**Items from a dataset**
-=-=-=-=-

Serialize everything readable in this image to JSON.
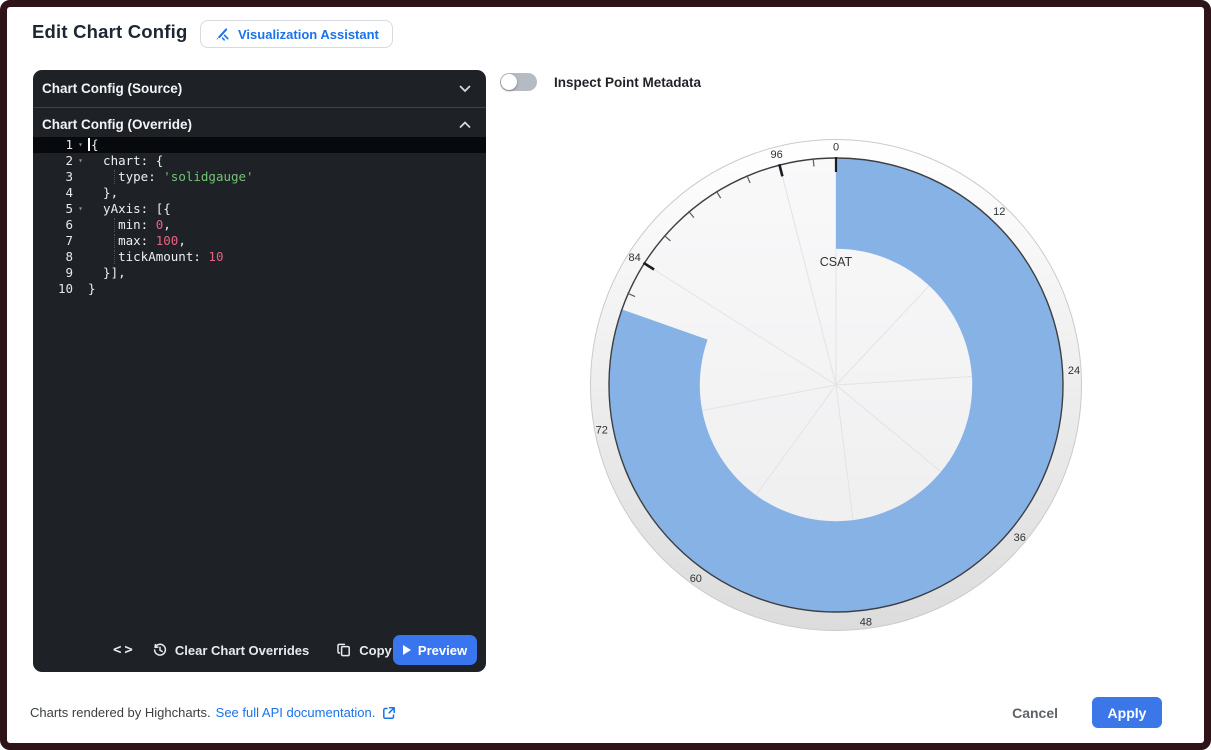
{
  "header": {
    "title": "Edit Chart Config",
    "assistant_button": "Visualization Assistant"
  },
  "editor": {
    "source_section": {
      "title": "Chart Config (Source)",
      "state": "collapsed"
    },
    "override_section": {
      "title": "Chart Config (Override)",
      "state": "expanded"
    },
    "code_lines": [
      {
        "num": "1",
        "fold": true,
        "active": true,
        "cursor": true,
        "segs": [
          {
            "c": "p",
            "t": "{"
          }
        ]
      },
      {
        "num": "2",
        "fold": true,
        "segs": [
          {
            "c": "p",
            "t": "  chart: {"
          }
        ]
      },
      {
        "num": "3",
        "guide": true,
        "segs": [
          {
            "c": "p",
            "t": "    type: "
          },
          {
            "c": "s",
            "t": "'solidgauge'"
          }
        ]
      },
      {
        "num": "4",
        "segs": [
          {
            "c": "p",
            "t": "  },"
          }
        ]
      },
      {
        "num": "5",
        "fold": true,
        "segs": [
          {
            "c": "p",
            "t": "  yAxis: [{"
          }
        ]
      },
      {
        "num": "6",
        "guide": true,
        "segs": [
          {
            "c": "p",
            "t": "    min: "
          },
          {
            "c": "n",
            "t": "0"
          },
          {
            "c": "p",
            "t": ","
          }
        ]
      },
      {
        "num": "7",
        "guide": true,
        "segs": [
          {
            "c": "p",
            "t": "    max: "
          },
          {
            "c": "n",
            "t": "100"
          },
          {
            "c": "p",
            "t": ","
          }
        ]
      },
      {
        "num": "8",
        "guide": true,
        "segs": [
          {
            "c": "p",
            "t": "    tickAmount: "
          },
          {
            "c": "n",
            "t": "10"
          }
        ]
      },
      {
        "num": "9",
        "segs": [
          {
            "c": "p",
            "t": "  }],"
          }
        ]
      },
      {
        "num": "10",
        "segs": [
          {
            "c": "p",
            "t": "}"
          }
        ]
      }
    ],
    "toolbar": {
      "clear_label": "Clear Chart Overrides",
      "copy_label": "Copy",
      "preview_label": "Preview"
    }
  },
  "inspect_toggle": {
    "label": "Inspect Point Metadata",
    "state": "off"
  },
  "chart_data": {
    "type": "solidgauge",
    "title": "CSAT",
    "series": [
      {
        "name": "CSAT",
        "value": 80.4
      }
    ],
    "yAxis": {
      "min": 0,
      "max": 100,
      "tick_labels": [
        0,
        12,
        24,
        36,
        48,
        60,
        72,
        84,
        96
      ],
      "tick_interval": 12,
      "minor_tick_interval": 2.4
    },
    "pane": {
      "start_angle": 0,
      "end_angle": 360,
      "inner_radius_pct": 60
    },
    "value_color": "#87b2e6",
    "grid": true,
    "legend": "none"
  },
  "footer": {
    "note": "Charts rendered by Highcharts.",
    "link": "See full API documentation.",
    "cancel_label": "Cancel",
    "apply_label": "Apply"
  },
  "colors": {
    "accent_blue": "#1a73e8",
    "action_blue": "#3b77e9",
    "panel_dark": "#1e2227",
    "frame": "#2e1418"
  }
}
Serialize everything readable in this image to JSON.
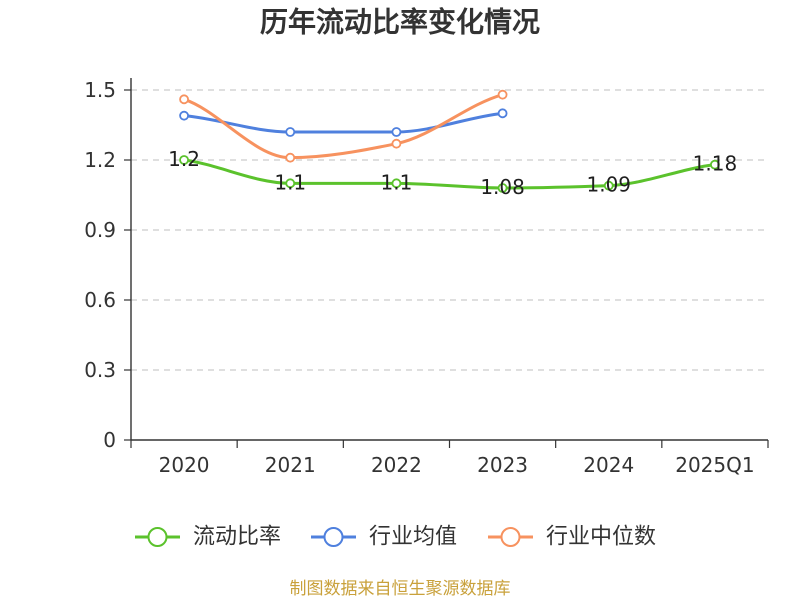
{
  "chart_data": {
    "type": "line",
    "title": "历年流动比率变化情况",
    "categories": [
      "2020",
      "2021",
      "2022",
      "2023",
      "2024",
      "2025Q1"
    ],
    "ylim": [
      0,
      1.5
    ],
    "yticks": [
      "0",
      "0.3",
      "0.6",
      "0.9",
      "1.2",
      "1.5"
    ],
    "xlabel": "",
    "ylabel": "",
    "grid": true,
    "legend": "bottom",
    "series": [
      {
        "name": "流动比率",
        "color": "#5BC22C",
        "values": [
          1.2,
          1.1,
          1.1,
          1.08,
          1.09,
          1.18
        ],
        "labels": [
          "1.2",
          "1.1",
          "1.1",
          "1.08",
          "1.09",
          "1.18"
        ]
      },
      {
        "name": "行业均值",
        "color": "#4F80DE",
        "values": [
          1.39,
          1.32,
          1.32,
          1.4,
          null,
          null
        ]
      },
      {
        "name": "行业中位数",
        "color": "#F7925F",
        "values": [
          1.46,
          1.21,
          1.27,
          1.48,
          null,
          null
        ]
      }
    ]
  },
  "source_note": "制图数据来自恒生聚源数据库",
  "colors": {
    "axis": "#333333",
    "grid": "#cccccc",
    "source_note": "#C9A13B"
  }
}
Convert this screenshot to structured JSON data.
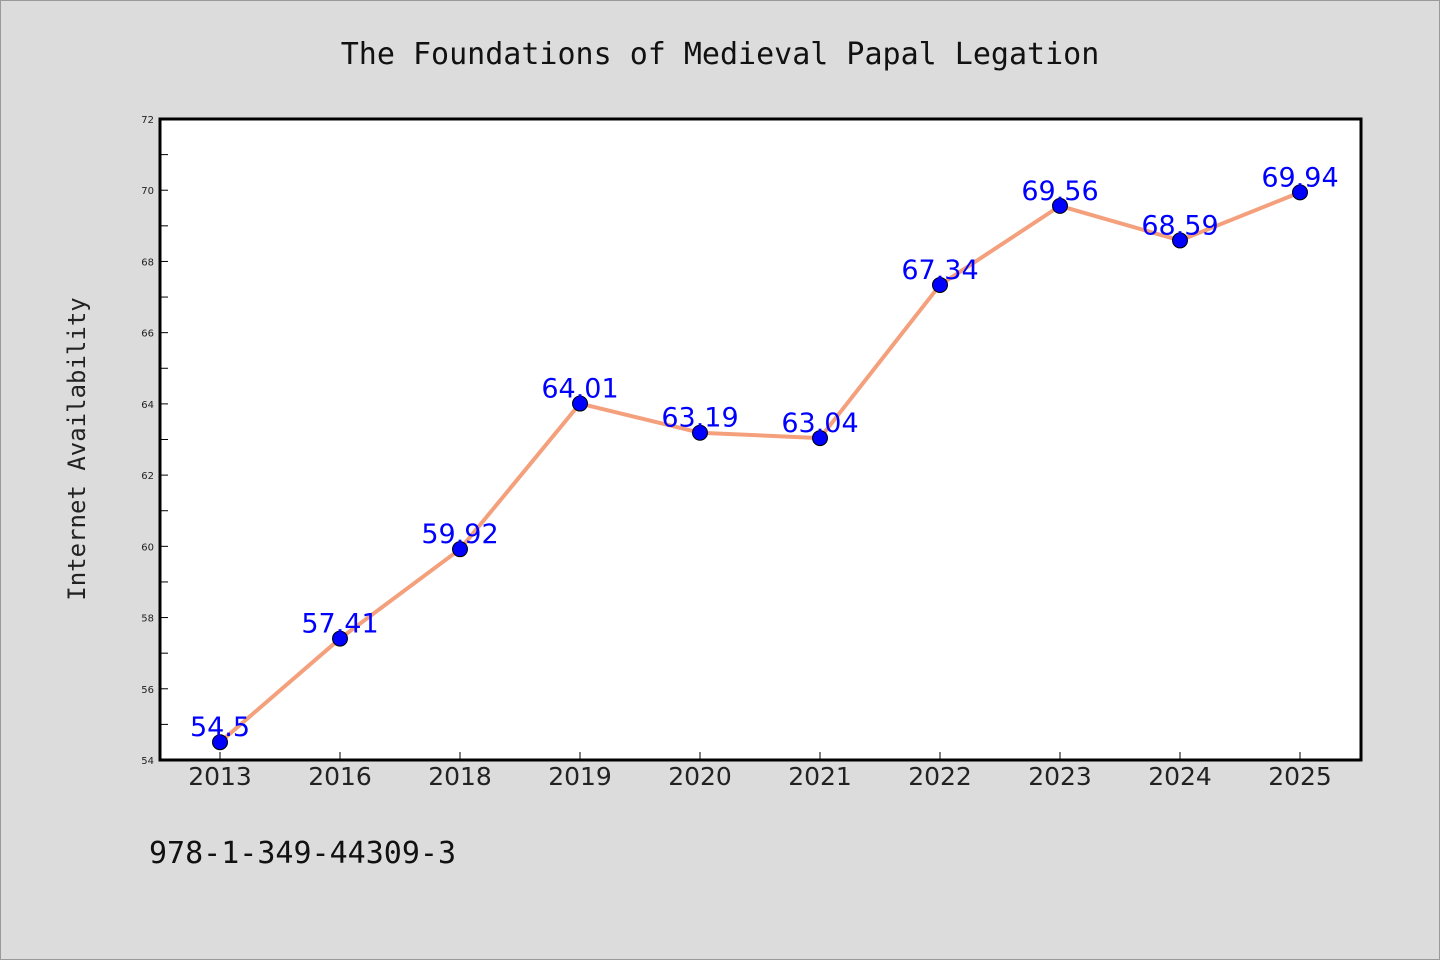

-=-=-=-=-

**Task statement**
Scan the material and collect every line that contains "Config".

**Exercise output**
    "title": "Edit Chart Config",
      "title": "Chart Config (Source)",
      "title": "Chart Config (Override)",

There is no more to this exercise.